Direction ::
Give back the full listing, character for character, with no pictures.
++++ Data shown
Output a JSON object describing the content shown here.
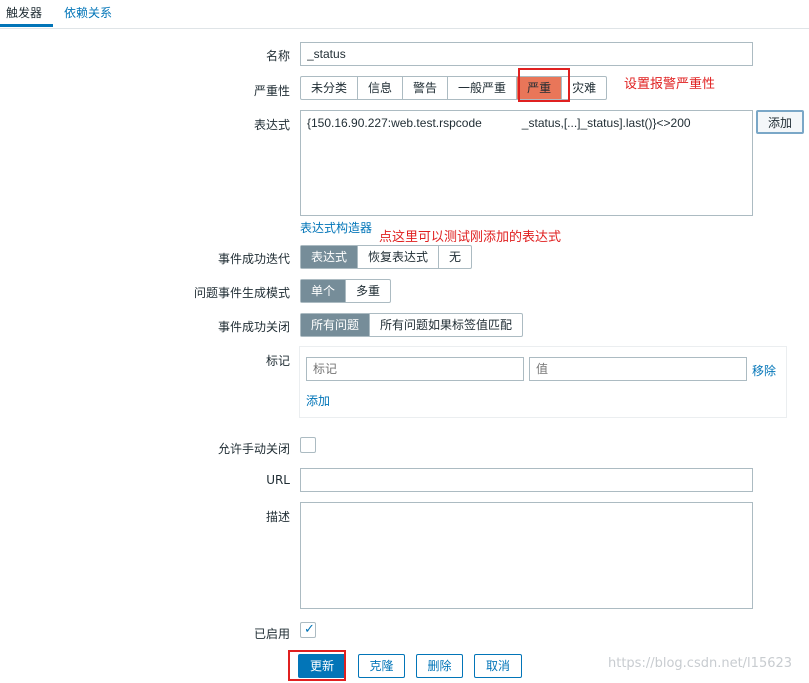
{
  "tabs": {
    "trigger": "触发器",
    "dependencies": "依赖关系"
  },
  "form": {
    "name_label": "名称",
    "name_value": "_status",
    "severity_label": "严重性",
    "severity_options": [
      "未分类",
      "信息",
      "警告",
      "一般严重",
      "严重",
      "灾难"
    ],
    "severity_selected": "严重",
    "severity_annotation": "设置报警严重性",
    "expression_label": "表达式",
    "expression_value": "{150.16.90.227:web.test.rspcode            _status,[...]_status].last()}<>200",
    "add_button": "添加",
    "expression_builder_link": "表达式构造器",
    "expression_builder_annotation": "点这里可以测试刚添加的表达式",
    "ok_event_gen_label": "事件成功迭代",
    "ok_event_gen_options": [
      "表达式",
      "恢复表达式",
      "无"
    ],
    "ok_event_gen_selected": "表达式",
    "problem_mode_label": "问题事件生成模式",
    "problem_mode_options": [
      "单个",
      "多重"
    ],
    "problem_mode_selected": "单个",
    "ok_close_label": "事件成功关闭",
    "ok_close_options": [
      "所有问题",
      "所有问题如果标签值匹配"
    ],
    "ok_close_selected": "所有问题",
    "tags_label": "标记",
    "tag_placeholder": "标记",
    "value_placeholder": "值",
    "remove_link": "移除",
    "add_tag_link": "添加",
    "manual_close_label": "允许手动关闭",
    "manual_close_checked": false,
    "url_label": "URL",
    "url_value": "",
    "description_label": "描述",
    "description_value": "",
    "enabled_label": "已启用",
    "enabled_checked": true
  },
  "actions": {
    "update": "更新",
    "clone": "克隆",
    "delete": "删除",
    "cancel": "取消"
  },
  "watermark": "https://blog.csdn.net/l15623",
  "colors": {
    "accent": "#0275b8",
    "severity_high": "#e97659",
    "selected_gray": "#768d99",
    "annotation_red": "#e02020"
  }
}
++++++++
Reply ::
Output a JSON object describing the content shown here.
{
  "tabs": {
    "trigger": "触发器",
    "dependencies": "依赖关系"
  },
  "form": {
    "name_label": "名称",
    "name_value": "_status",
    "severity_label": "严重性",
    "severity_options": [
      "未分类",
      "信息",
      "警告",
      "一般严重",
      "严重",
      "灾难"
    ],
    "severity_selected": "严重",
    "severity_annotation": "设置报警严重性",
    "expression_label": "表达式",
    "expression_value": "{150.16.90.227:web.test.rspcode            _status,[...]_status].last()}<>200",
    "add_button": "添加",
    "expression_builder_link": "表达式构造器",
    "expression_builder_annotation": "点这里可以测试刚添加的表达式",
    "ok_event_gen_label": "事件成功迭代",
    "ok_event_gen_options": [
      "表达式",
      "恢复表达式",
      "无"
    ],
    "ok_event_gen_selected": "表达式",
    "problem_mode_label": "问题事件生成模式",
    "problem_mode_options": [
      "单个",
      "多重"
    ],
    "problem_mode_selected": "单个",
    "ok_close_label": "事件成功关闭",
    "ok_close_options": [
      "所有问题",
      "所有问题如果标签值匹配"
    ],
    "ok_close_selected": "所有问题",
    "tags_label": "标记",
    "tag_placeholder": "标记",
    "value_placeholder": "值",
    "remove_link": "移除",
    "add_tag_link": "添加",
    "manual_close_label": "允许手动关闭",
    "manual_close_checked": false,
    "url_label": "URL",
    "url_value": "",
    "description_label": "描述",
    "description_value": "",
    "enabled_label": "已启用",
    "enabled_checked": true
  },
  "actions": {
    "update": "更新",
    "clone": "克隆",
    "delete": "删除",
    "cancel": "取消"
  },
  "watermark": "https://blog.csdn.net/l15623",
  "colors": {
    "accent": "#0275b8",
    "severity_high": "#e97659",
    "selected_gray": "#768d99",
    "annotation_red": "#e02020"
  }
}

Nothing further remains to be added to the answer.